* START *
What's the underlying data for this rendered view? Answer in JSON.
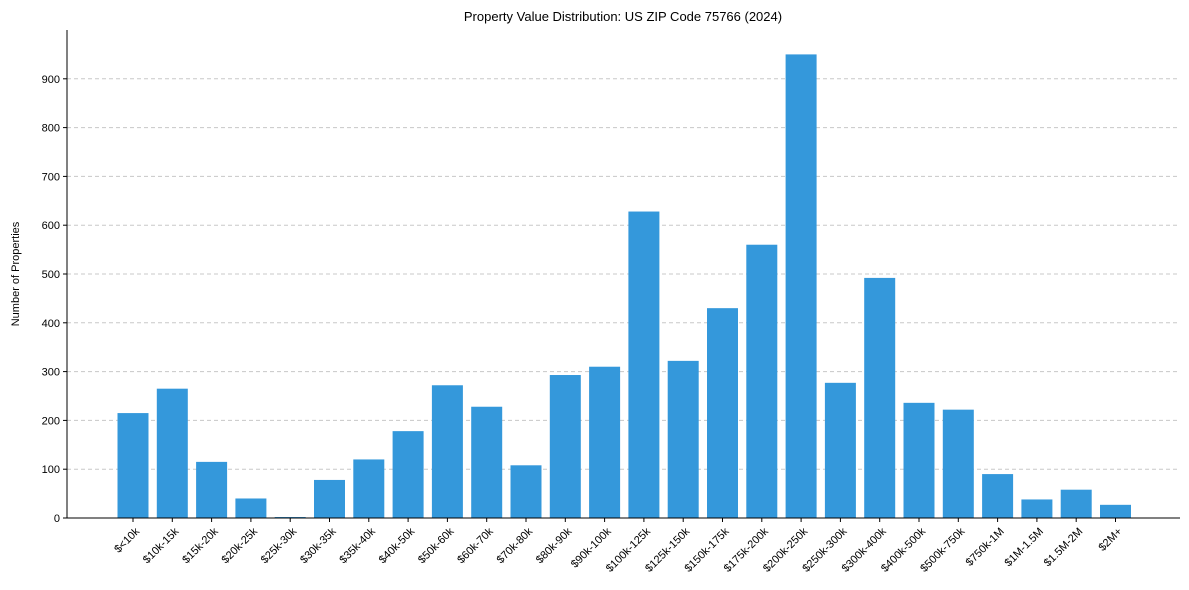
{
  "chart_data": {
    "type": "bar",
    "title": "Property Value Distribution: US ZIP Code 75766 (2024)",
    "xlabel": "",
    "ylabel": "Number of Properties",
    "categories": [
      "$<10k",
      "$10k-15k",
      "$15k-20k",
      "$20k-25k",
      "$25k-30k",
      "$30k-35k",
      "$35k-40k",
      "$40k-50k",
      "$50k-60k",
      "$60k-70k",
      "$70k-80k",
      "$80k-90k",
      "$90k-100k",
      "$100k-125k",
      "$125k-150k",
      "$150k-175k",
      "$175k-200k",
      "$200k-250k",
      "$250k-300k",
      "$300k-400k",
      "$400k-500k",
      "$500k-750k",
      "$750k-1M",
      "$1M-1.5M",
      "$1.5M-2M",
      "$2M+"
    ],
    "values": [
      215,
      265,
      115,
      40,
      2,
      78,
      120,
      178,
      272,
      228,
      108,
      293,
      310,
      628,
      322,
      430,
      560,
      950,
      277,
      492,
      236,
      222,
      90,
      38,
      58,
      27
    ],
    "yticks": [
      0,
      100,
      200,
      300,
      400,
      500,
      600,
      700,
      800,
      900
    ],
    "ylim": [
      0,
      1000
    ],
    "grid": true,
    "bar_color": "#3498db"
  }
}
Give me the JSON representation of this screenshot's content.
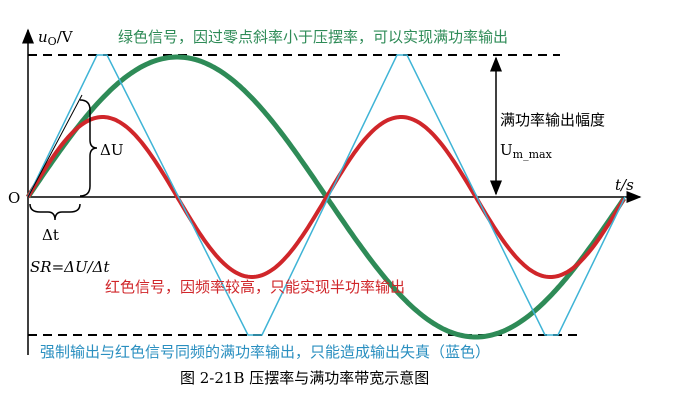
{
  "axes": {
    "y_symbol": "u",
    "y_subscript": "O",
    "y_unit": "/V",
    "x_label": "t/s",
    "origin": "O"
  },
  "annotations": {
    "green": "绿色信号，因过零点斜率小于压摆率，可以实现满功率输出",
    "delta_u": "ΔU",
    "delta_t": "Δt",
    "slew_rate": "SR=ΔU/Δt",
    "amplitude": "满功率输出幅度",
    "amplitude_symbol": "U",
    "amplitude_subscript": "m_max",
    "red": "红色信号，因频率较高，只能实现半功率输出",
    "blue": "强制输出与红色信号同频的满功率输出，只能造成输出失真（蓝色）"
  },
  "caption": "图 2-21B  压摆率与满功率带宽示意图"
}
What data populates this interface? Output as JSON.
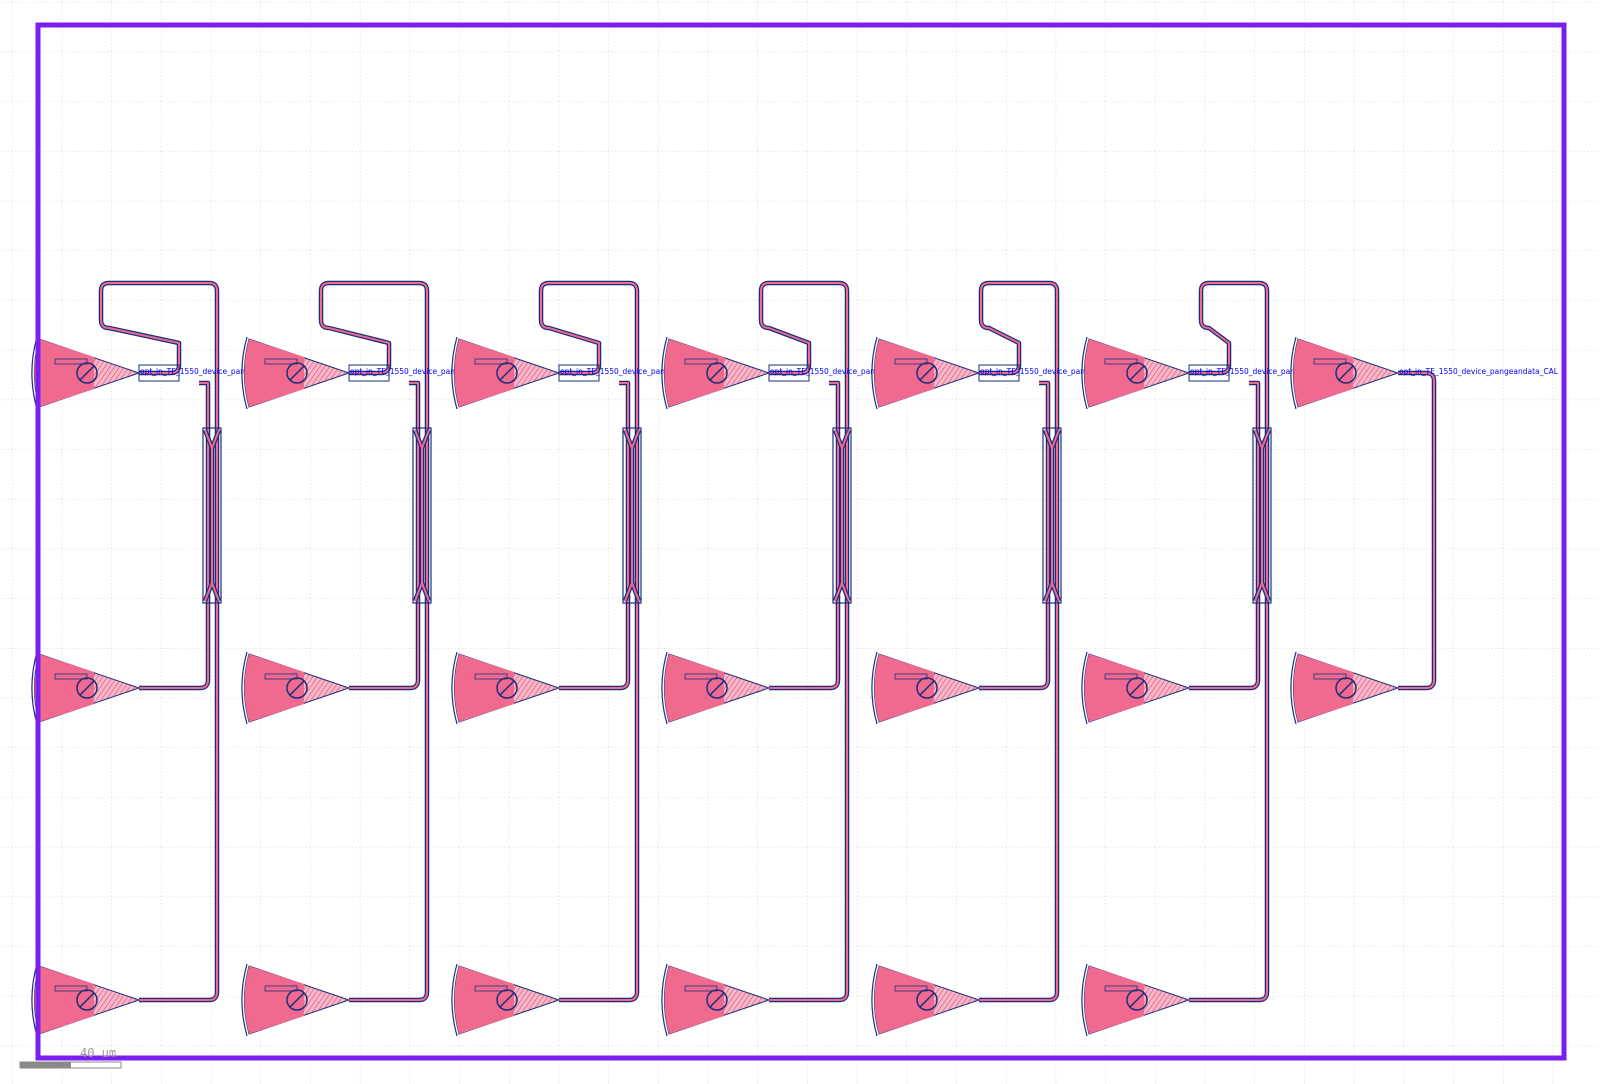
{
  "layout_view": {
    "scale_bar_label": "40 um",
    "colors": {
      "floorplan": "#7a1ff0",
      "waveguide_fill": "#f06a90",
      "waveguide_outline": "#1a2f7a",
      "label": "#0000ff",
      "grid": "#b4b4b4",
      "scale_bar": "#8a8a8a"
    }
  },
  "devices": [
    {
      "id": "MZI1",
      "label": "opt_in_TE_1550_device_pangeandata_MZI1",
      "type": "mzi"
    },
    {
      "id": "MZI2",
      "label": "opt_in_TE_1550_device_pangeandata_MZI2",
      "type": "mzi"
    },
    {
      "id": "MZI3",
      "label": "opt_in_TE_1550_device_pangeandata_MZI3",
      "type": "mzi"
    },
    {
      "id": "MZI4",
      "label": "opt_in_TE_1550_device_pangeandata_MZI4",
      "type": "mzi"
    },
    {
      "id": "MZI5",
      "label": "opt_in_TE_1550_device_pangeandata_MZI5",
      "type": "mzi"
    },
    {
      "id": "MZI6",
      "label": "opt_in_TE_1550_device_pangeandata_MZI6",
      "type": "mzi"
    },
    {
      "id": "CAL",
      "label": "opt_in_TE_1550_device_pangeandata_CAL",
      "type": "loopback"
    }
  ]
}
* END *
> _Set exercise_
State the number of lines in the preceding entries that include the word "What". Provide nothing else.

> _Full response_
2